Input rows »
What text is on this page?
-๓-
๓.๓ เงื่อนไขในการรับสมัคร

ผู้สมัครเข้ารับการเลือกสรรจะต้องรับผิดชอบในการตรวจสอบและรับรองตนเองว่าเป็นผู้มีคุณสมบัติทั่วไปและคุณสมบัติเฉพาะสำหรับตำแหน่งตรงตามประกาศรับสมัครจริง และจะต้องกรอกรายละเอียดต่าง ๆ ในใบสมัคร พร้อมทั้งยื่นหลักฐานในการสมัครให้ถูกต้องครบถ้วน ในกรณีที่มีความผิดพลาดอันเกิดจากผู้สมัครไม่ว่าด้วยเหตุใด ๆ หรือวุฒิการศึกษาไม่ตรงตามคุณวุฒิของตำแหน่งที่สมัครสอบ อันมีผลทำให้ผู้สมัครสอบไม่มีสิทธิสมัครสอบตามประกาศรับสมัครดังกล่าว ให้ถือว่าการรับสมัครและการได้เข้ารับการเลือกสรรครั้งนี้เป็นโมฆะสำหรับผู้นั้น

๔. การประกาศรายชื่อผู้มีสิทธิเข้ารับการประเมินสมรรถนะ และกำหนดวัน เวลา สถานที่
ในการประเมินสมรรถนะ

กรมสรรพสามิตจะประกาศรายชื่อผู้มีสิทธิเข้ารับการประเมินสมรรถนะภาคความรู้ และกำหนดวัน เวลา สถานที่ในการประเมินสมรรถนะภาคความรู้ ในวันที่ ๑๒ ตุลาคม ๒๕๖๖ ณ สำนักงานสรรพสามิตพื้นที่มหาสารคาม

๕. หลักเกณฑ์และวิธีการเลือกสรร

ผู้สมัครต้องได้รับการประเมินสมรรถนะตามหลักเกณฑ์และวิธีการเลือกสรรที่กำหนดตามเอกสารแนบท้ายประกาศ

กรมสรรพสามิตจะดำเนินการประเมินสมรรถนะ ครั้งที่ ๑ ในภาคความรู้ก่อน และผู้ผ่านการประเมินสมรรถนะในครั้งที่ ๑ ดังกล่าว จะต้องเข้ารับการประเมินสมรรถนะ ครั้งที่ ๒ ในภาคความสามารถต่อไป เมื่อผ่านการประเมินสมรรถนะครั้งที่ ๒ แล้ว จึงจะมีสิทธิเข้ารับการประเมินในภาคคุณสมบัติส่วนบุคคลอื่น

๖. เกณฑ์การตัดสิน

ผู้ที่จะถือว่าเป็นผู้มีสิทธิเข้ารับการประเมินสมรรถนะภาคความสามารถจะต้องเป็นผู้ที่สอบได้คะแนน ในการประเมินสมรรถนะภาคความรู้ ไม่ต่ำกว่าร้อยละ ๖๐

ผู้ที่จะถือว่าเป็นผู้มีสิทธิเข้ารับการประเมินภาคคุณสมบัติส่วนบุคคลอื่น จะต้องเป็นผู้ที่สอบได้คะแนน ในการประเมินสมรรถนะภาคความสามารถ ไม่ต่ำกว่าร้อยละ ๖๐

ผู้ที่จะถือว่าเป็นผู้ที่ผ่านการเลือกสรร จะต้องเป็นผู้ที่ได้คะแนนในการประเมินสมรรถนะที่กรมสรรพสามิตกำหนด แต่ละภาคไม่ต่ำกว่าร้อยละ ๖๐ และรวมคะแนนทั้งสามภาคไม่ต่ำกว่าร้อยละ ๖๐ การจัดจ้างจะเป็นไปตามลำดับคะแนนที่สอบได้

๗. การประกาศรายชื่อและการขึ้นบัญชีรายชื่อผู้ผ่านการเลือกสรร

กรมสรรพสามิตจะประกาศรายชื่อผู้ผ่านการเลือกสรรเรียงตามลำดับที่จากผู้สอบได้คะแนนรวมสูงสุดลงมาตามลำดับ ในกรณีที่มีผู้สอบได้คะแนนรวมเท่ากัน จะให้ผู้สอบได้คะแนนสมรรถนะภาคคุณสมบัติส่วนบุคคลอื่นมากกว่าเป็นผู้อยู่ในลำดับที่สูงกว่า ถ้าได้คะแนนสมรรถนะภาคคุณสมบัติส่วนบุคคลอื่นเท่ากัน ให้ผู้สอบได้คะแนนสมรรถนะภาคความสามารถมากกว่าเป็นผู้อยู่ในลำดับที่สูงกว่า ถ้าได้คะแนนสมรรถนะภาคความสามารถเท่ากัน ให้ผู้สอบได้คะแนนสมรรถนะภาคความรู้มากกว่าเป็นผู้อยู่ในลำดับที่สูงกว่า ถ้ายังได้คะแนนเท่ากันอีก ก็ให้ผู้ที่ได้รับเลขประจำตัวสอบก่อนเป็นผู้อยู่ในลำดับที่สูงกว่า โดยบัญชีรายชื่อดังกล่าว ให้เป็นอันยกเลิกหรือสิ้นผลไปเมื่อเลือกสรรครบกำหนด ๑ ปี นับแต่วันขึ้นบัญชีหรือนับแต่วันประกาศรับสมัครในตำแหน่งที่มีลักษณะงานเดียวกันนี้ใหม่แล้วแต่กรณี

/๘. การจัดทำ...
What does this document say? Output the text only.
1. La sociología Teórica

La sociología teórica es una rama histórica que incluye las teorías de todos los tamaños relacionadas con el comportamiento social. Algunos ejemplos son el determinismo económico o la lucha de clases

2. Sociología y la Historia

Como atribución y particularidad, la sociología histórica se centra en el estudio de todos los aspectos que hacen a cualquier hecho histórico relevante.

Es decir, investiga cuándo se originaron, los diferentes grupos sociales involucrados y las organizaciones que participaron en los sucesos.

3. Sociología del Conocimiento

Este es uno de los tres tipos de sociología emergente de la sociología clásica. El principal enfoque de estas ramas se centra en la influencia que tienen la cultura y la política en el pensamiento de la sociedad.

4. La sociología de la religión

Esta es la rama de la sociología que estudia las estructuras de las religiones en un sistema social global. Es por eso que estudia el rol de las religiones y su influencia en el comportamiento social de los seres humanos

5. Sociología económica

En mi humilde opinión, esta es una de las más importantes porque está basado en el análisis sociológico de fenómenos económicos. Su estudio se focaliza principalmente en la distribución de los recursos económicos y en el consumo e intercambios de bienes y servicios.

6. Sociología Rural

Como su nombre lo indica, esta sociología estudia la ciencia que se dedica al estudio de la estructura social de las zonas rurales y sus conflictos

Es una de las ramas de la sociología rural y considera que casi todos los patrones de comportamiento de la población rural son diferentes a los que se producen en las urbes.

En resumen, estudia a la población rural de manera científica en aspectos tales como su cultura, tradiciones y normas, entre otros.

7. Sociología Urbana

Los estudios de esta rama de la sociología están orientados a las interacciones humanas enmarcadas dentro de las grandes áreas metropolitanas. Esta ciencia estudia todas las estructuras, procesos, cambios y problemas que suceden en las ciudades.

Exercise »
Without changing a word, restate the whole listing.

Output below »
What text is on this page?
-๓-
๓.๓ เงื่อนไขในการรับสมัคร

ผู้สมัครเข้ารับการเลือกสรรจะต้องรับผิดชอบในการตรวจสอบและรับรองตนเองว่าเป็นผู้มีคุณสมบัติทั่วไปและคุณสมบัติเฉพาะสำหรับตำแหน่งตรงตามประกาศรับสมัครจริง และจะต้องกรอกรายละเอียดต่าง ๆ ในใบสมัคร พร้อมทั้งยื่นหลักฐานในการสมัครให้ถูกต้องครบถ้วน ในกรณีที่มีความผิดพลาดอันเกิดจากผู้สมัครไม่ว่าด้วยเหตุใด ๆ หรือวุฒิการศึกษาไม่ตรงตามคุณวุฒิของตำแหน่งที่สมัครสอบ อันมีผลทำให้ผู้สมัครสอบไม่มีสิทธิสมัครสอบตามประกาศรับสมัครดังกล่าว ให้ถือว่าการรับสมัครและการได้เข้ารับการเลือกสรรครั้งนี้เป็นโมฆะสำหรับผู้นั้น

๔. การประกาศรายชื่อผู้มีสิทธิเข้ารับการประเมินสมรรถนะ และกำหนดวัน เวลา สถานที่
ในการประเมินสมรรถนะ

กรมสรรพสามิตจะประกาศรายชื่อผู้มีสิทธิเข้ารับการประเมินสมรรถนะภาคความรู้ และกำหนดวัน เวลา สถานที่ในการประเมินสมรรถนะภาคความรู้ ในวันที่ ๑๒ ตุลาคม ๒๕๖๖ ณ สำนักงานสรรพสามิตพื้นที่มหาสารคาม

๕. หลักเกณฑ์และวิธีการเลือกสรร

ผู้สมัครต้องได้รับการประเมินสมรรถนะตามหลักเกณฑ์และวิธีการเลือกสรรที่กำหนดตามเอกสารแนบท้ายประกาศ

กรมสรรพสามิตจะดำเนินการประเมินสมรรถนะ ครั้งที่ ๑ ในภาคความรู้ก่อน และผู้ผ่านการประเมินสมรรถนะในครั้งที่ ๑ ดังกล่าว จะต้องเข้ารับการประเมินสมรรถนะ ครั้งที่ ๒ ในภาคความสามารถต่อไป เมื่อผ่านการประเมินสมรรถนะครั้งที่ ๒ แล้ว จึงจะมีสิทธิเข้ารับการประเมินในภาคคุณสมบัติส่วนบุคคลอื่น

๖. เกณฑ์การตัดสิน

ผู้ที่จะถือว่าเป็นผู้มีสิทธิเข้ารับการประเมินสมรรถนะภาคความสามารถจะต้องเป็นผู้ที่สอบได้คะแนน ในการประเมินสมรรถนะภาคความรู้ ไม่ต่ำกว่าร้อยละ ๖๐

ผู้ที่จะถือว่าเป็นผู้มีสิทธิเข้ารับการประเมินภาคคุณสมบัติส่วนบุคคลอื่น จะต้องเป็นผู้ที่สอบได้คะแนน ในการประเมินสมรรถนะภาคความสามารถ ไม่ต่ำกว่าร้อยละ ๖๐

ผู้ที่จะถือว่าเป็นผู้ที่ผ่านการเลือกสรร จะต้องเป็นผู้ที่ได้คะแนนในการประเมินสมรรถนะที่กรมสรรพสามิตกำหนด แต่ละภาคไม่ต่ำกว่าร้อยละ ๖๐ และรวมคะแนนทั้งสามภาคไม่ต่ำกว่าร้อยละ ๖๐ การจัดจ้างจะเป็นไปตามลำดับคะแนนที่สอบได้

๗. การประกาศรายชื่อและการขึ้นบัญชีรายชื่อผู้ผ่านการเลือกสรร

กรมสรรพสามิตจะประกาศรายชื่อผู้ผ่านการเลือกสรรเรียงตามลำดับที่จากผู้สอบได้คะแนนรวมสูงสุดลงมาตามลำดับ ในกรณีที่มีผู้สอบได้คะแนนรวมเท่ากัน จะให้ผู้สอบได้คะแนนสมรรถนะภาคคุณสมบัติส่วนบุคคลอื่นมากกว่าเป็นผู้อยู่ในลำดับที่สูงกว่า ถ้าได้คะแนนสมรรถนะภาคคุณสมบัติส่วนบุคคลอื่นเท่ากัน ให้ผู้สอบได้คะแนนสมรรถนะภาคความสามารถมากกว่าเป็นผู้อยู่ในลำดับที่สูงกว่า ถ้าได้คะแนนสมรรถนะภาคความสามารถเท่ากัน ให้ผู้สอบได้คะแนนสมรรถนะภาคความรู้มากกว่าเป็นผู้อยู่ในลำดับที่สูงกว่า ถ้ายังได้คะแนนเท่ากันอีก ก็ให้ผู้ที่ได้รับเลขประจำตัวสอบก่อนเป็นผู้อยู่ในลำดับที่สูงกว่า โดยบัญชีรายชื่อดังกล่าว ให้เป็นอันยกเลิกหรือสิ้นผลไปเมื่อเลือกสรรครบกำหนด ๑ ปี นับแต่วันขึ้นบัญชีหรือนับแต่วันประกาศรับสมัครในตำแหน่งที่มีลักษณะงานเดียวกันนี้ใหม่แล้วแต่กรณี

/๘. การจัดทำ...
What does this document say? Output the text only.
1. La sociología Teórica

La sociología teórica es una rama histórica que incluye las teorías de todos los tamaños relacionadas con el comportamiento social. Algunos ejemplos son el determinismo económico o la lucha de clases

2. Sociología y la Historia

Como atribución y particularidad, la sociología histórica se centra en el estudio de todos los aspectos que hacen a cualquier hecho histórico relevante.

Es decir, investiga cuándo se originaron, los diferentes grupos sociales involucrados y las organizaciones que participaron en los sucesos.

3. Sociología del Conocimiento

Este es uno de los tres tipos de sociología emergente de la sociología clásica. El principal enfoque de estas ramas se centra en la influencia que tienen la cultura y la política en el pensamiento de la sociedad.

4. La sociología de la religión

Esta es la rama de la sociología que estudia las estructuras de las religiones en un sistema social global. Es por eso que estudia el rol de las religiones y su influencia en el comportamiento social de los seres humanos

5. Sociología económica

En mi humilde opinión, esta es una de las más importantes porque está basado en el análisis sociológico de fenómenos económicos. Su estudio se focaliza principalmente en la distribución de los recursos económicos y en el consumo e intercambios de bienes y servicios.

6. Sociología Rural

Como su nombre lo indica, esta sociología estudia la ciencia que se dedica al estudio de la estructura social de las zonas rurales y sus conflictos

Es una de las ramas de la sociología rural y considera que casi todos los patrones de comportamiento de la población rural son diferentes a los que se producen en las urbes.

En resumen, estudia a la población rural de manera científica en aspectos tales como su cultura, tradiciones y normas, entre otros.

7. Sociología Urbana

Los estudios de esta rama de la sociología están orientados a las interacciones humanas enmarcadas dentro de las grandes áreas metropolitanas. Esta ciencia estudia todas las estructuras, procesos, cambios y problemas que suceden en las ciudades.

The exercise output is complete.